» **What is expected**
Whenever a line below holds the word "type", copy that line.

Stored data
++++++++++++++++++++
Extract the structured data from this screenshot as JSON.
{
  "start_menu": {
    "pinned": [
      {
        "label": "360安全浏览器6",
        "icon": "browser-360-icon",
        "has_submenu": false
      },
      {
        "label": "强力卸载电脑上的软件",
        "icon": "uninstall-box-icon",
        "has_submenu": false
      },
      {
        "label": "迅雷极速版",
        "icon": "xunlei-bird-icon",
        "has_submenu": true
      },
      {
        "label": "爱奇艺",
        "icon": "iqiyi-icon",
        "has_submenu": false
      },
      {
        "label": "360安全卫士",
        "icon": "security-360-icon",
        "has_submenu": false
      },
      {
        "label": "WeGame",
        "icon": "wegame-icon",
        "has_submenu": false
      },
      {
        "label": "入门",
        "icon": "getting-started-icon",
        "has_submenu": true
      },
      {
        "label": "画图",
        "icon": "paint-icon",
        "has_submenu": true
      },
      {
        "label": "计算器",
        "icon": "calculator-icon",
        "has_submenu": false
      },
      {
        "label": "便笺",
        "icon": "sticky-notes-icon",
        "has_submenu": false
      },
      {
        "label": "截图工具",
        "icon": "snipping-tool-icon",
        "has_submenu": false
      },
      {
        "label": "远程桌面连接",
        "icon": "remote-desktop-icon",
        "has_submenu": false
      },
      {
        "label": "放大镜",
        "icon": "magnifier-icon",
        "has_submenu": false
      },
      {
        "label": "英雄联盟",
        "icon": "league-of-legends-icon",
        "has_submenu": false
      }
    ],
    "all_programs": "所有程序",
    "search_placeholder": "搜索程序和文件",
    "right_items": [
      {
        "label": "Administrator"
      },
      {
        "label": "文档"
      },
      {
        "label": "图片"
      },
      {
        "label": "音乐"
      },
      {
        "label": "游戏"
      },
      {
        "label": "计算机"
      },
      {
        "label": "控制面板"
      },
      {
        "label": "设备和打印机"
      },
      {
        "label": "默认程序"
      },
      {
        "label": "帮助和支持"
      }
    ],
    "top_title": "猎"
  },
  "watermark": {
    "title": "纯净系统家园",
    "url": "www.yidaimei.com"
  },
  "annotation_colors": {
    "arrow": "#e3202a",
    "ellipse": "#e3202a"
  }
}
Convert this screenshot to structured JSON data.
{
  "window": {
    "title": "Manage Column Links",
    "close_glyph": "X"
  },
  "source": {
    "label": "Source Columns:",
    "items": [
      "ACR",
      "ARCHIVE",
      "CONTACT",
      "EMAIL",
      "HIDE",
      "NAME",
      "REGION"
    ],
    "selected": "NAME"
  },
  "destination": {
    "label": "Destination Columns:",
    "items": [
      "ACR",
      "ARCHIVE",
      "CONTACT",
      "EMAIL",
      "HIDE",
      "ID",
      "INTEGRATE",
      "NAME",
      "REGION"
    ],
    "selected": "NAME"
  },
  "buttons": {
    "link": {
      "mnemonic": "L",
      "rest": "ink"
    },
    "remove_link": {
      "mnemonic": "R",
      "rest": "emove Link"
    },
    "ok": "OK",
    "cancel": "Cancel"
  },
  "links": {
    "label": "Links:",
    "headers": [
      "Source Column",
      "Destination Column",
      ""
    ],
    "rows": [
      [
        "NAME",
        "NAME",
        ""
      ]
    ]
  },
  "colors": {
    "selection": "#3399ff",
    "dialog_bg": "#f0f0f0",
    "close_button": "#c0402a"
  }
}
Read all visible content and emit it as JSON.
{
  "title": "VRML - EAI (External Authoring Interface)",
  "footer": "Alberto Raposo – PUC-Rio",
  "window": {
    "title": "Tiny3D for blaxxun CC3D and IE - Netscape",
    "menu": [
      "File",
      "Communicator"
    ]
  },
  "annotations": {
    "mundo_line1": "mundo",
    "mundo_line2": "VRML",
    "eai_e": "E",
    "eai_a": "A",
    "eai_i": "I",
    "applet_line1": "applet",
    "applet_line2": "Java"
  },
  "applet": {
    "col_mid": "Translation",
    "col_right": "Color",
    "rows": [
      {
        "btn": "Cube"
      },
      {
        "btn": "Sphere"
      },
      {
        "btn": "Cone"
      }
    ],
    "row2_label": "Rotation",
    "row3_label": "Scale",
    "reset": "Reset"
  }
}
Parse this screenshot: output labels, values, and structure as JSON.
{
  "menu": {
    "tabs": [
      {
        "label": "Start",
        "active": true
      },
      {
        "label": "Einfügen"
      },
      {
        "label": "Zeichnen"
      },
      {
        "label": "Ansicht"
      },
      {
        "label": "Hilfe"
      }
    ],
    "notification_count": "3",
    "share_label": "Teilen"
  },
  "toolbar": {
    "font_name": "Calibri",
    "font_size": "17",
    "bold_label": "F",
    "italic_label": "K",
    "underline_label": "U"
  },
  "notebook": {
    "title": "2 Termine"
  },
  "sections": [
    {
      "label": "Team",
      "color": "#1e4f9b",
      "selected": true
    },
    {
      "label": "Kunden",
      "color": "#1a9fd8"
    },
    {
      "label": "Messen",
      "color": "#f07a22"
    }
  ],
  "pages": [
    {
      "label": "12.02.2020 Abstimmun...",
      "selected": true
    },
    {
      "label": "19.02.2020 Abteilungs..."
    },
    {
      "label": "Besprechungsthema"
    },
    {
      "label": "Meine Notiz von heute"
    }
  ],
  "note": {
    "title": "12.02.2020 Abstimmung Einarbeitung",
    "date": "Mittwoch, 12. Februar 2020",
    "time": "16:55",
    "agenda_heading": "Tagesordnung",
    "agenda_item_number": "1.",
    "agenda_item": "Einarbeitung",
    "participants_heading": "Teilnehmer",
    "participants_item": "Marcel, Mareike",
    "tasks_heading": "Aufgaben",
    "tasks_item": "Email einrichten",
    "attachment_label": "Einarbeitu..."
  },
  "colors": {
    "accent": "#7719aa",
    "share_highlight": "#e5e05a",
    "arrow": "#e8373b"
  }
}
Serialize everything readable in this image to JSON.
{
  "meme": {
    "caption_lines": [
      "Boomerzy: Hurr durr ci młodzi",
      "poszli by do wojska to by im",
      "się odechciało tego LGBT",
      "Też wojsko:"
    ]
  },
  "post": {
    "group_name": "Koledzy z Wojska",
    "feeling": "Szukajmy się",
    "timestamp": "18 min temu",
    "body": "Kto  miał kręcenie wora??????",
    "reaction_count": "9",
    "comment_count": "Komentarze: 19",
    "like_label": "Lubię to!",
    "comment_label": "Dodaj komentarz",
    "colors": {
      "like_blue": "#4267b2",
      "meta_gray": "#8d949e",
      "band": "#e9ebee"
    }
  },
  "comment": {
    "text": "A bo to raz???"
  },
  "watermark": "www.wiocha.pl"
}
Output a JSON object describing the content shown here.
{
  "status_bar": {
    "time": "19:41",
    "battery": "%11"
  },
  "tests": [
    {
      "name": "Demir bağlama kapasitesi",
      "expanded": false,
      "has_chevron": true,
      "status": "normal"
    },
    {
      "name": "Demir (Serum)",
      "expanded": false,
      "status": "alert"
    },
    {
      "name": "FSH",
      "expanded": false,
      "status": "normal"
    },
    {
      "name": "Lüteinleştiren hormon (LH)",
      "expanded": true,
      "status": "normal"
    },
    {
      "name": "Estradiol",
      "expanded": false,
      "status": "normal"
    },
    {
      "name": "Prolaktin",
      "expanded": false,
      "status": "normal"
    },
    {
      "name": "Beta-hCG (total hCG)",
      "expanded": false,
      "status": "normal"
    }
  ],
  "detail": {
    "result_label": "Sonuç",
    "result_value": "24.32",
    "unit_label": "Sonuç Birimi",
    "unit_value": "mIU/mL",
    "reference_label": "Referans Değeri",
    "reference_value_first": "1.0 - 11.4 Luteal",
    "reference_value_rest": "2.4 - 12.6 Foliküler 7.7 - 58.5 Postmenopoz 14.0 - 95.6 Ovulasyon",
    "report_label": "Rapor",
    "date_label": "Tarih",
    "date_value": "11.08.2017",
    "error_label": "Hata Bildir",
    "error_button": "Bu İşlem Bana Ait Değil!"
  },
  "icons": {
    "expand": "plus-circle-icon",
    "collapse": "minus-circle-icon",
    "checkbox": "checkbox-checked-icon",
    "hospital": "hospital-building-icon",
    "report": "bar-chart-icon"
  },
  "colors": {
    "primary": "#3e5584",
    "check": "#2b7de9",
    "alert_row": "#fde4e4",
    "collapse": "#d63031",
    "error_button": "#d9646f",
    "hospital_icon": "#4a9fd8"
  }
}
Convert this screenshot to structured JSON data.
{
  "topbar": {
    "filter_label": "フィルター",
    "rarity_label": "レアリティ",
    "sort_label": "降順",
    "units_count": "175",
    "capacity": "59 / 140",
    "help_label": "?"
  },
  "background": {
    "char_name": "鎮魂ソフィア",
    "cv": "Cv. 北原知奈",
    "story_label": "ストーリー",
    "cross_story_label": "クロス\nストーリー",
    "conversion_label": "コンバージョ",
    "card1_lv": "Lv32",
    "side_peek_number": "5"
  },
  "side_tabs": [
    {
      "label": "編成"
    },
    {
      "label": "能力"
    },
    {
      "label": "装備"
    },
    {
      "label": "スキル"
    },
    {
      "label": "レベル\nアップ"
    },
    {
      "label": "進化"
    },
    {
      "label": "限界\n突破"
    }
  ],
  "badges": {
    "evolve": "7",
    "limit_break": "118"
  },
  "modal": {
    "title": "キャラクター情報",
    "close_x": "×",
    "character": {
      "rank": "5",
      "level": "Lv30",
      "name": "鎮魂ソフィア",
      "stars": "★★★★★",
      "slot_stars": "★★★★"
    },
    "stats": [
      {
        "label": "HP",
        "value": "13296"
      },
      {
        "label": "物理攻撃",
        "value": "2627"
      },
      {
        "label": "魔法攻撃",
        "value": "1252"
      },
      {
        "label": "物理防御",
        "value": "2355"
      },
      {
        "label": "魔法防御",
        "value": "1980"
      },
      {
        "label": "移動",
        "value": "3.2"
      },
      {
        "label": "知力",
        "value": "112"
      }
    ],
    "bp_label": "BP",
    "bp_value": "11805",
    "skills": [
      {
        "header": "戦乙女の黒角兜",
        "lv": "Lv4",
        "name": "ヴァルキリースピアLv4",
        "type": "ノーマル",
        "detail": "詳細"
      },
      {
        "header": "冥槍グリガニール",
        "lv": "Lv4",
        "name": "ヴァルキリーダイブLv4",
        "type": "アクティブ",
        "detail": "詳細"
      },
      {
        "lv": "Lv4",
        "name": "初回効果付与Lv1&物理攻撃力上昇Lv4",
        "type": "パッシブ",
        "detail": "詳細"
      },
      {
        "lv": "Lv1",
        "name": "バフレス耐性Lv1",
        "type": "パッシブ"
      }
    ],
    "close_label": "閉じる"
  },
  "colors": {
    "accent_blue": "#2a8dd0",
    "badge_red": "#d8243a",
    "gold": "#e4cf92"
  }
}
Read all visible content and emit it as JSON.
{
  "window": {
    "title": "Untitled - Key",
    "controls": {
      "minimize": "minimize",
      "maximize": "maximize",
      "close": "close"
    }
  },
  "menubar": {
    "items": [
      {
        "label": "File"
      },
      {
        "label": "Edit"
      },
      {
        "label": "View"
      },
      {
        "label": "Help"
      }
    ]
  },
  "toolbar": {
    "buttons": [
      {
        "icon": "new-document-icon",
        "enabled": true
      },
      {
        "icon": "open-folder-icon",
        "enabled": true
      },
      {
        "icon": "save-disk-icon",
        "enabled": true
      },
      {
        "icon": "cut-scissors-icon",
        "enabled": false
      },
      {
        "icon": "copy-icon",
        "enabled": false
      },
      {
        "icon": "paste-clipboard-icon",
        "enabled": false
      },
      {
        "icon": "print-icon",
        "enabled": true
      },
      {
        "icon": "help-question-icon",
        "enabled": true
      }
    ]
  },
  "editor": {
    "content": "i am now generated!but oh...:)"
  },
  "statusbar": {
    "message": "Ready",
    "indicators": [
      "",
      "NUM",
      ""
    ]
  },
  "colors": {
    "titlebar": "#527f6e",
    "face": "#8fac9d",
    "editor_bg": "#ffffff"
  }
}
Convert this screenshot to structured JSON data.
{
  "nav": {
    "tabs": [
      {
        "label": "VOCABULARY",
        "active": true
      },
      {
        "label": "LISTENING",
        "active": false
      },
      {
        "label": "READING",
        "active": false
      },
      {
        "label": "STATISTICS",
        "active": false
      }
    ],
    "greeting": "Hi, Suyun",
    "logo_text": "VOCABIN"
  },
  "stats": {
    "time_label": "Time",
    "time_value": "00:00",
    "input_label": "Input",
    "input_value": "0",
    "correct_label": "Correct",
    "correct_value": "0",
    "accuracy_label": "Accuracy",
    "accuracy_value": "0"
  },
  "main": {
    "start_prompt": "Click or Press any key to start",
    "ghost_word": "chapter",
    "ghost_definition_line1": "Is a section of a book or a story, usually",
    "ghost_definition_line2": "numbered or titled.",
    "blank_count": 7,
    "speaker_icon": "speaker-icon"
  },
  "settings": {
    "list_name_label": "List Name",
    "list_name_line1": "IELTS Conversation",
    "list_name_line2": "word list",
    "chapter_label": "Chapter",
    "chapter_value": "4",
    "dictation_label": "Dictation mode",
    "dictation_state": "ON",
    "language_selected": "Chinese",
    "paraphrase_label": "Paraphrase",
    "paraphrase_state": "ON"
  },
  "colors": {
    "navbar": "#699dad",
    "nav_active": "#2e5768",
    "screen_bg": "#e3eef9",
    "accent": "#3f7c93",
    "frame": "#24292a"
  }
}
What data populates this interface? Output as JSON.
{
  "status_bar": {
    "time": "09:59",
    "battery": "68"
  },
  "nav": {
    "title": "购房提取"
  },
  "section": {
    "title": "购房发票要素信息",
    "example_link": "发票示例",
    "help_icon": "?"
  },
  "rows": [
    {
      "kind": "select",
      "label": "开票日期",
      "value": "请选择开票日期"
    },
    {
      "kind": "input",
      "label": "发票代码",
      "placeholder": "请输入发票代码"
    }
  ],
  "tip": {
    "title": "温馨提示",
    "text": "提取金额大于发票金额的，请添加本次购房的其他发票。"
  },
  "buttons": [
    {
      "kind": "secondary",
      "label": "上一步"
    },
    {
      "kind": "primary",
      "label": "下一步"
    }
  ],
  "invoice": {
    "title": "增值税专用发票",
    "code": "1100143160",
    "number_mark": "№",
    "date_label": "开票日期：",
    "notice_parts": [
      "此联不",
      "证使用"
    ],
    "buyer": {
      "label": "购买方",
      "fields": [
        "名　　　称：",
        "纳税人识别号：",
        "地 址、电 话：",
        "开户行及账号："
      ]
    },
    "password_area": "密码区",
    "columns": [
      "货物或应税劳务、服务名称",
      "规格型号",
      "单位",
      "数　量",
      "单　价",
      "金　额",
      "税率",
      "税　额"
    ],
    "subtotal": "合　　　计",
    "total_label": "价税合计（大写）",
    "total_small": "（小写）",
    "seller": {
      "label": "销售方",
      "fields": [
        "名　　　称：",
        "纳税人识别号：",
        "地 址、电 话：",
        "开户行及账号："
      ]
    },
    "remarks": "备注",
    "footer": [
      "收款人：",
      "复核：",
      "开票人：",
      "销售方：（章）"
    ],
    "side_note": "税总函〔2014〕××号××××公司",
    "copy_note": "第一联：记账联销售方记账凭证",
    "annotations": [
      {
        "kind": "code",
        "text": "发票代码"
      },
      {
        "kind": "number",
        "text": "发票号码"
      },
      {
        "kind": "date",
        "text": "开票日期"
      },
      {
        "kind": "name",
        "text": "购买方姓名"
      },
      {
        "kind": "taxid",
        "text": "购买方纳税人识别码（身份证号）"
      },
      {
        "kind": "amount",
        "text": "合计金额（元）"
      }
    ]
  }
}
++++++++++++++++++++
» **Exercise result**
        "type": "ノーマル",
        "type": "アクティブ",
        "type": "パッシブ",
        "type": "パッシブ"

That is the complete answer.